== Request ==
Copy out all of the data exactly as it appears.

== Material supplied ==
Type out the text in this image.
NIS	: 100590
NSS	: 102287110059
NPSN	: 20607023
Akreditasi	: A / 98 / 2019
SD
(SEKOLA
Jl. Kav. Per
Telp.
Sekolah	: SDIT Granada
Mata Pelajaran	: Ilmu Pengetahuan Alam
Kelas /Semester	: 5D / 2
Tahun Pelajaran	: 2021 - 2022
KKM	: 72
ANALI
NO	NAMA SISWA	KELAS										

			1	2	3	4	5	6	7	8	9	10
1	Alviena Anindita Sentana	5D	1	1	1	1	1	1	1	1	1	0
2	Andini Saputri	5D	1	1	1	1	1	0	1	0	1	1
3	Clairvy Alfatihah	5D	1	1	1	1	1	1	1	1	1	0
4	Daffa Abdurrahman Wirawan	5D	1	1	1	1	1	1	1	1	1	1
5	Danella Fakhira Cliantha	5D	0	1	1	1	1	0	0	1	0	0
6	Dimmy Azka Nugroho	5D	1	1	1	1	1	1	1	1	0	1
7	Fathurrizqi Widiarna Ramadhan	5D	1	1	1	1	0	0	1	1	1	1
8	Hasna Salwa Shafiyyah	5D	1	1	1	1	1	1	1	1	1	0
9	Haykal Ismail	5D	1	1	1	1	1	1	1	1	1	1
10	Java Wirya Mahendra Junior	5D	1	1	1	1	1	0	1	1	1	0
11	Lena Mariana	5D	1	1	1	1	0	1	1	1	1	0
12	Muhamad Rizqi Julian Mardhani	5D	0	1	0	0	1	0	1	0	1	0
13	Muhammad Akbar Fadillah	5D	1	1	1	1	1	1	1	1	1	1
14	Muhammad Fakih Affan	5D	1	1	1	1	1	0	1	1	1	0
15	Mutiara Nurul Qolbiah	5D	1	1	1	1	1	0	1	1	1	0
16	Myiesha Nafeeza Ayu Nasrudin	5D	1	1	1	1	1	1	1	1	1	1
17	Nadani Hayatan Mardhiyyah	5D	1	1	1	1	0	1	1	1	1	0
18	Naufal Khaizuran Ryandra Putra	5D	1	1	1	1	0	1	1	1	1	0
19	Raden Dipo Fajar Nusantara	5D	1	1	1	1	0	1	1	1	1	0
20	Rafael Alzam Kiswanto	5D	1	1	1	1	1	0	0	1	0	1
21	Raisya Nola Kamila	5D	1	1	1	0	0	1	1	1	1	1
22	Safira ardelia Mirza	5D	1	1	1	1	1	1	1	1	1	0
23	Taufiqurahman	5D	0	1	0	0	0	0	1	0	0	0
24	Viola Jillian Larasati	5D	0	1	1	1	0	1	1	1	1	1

== Answer to this exercise ==
Type out the text in this image.
NIS	: 100590
NSS	: 102287110059
NPSN	: 20607023
Akreditasi	: A / 98 / 2019
SD
(SEKOLA
Jl. Kav. Per
Telp.
Sekolah	: SDIT Granada
Mata Pelajaran	: Ilmu Pengetahuan Alam
Kelas /Semester	: 5D / 2
Tahun Pelajaran	: 2021 - 2022
KKM	: 72
ANALI
NO	NAMA SISWA	KELAS										

			1	2	3	4	5	6	7	8	9	10
1	Alviena Anindita Sentana	5D	1	1	1	1	1	1	1	1	1	0
2	Andini Saputri	5D	1	1	1	1	1	0	1	0	1	1
3	Clairvy Alfatihah	5D	1	1	1	1	1	1	1	1	1	0
4	Daffa Abdurrahman Wirawan	5D	1	1	1	1	1	1	1	1	1	1
5	Danella Fakhira Cliantha	5D	0	1	1	1	1	0	0	1	0	0
6	Dimmy Azka Nugroho	5D	1	1	1	1	1	1	1	1	0	1
7	Fathurrizqi Widiarna Ramadhan	5D	1	1	1	1	0	0	1	1	1	1
8	Hasna Salwa Shafiyyah	5D	1	1	1	1	1	1	1	1	1	0
9	Haykal Ismail	5D	1	1	1	1	1	1	1	1	1	1
10	Java Wirya Mahendra Junior	5D	1	1	1	1	1	0	1	1	1	0
11	Lena Mariana	5D	1	1	1	1	0	1	1	1	1	0
12	Muhamad Rizqi Julian Mardhani	5D	0	1	0	0	1	0	1	0	1	0
13	Muhammad Akbar Fadillah	5D	1	1	1	1	1	1	1	1	1	1
14	Muhammad Fakih Affan	5D	1	1	1	1	1	0	1	1	1	0
15	Mutiara Nurul Qolbiah	5D	1	1	1	1	1	0	1	1	1	0
16	Myiesha Nafeeza Ayu Nasrudin	5D	1	1	1	1	1	1	1	1	1	1
17	Nadani Hayatan Mardhiyyah	5D	1	1	1	1	0	1	1	1	1	0
18	Naufal Khaizuran Ryandra Putra	5D	1	1	1	1	0	1	1	1	1	0
19	Raden Dipo Fajar Nusantara	5D	1	1	1	1	0	1	1	1	1	0
20	Rafael Alzam Kiswanto	5D	1	1	1	1	1	0	0	1	0	1
21	Raisya Nola Kamila	5D	1	1	1	0	0	1	1	1	1	1
22	Safira ardelia Mirza	5D	1	1	1	1	1	1	1	1	1	0
23	Taufiqurahman	5D	0	1	0	0	0	0	1	0	0	0
24	Viola Jillian Larasati	5D	0	1	1	1	0	1	1	1	1	1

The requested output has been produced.